* **What is expected**: Lines containing the word "header" are the ones to copy from the records below.

(Collected data entries)
<<<<

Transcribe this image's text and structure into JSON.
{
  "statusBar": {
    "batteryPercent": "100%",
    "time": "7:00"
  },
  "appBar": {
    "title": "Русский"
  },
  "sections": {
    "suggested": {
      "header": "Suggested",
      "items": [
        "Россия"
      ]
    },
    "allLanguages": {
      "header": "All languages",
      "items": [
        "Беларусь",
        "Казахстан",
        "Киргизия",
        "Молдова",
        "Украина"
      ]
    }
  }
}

>>>>

* **Full output**:
      "header": "Suggested",
      "header": "All languages",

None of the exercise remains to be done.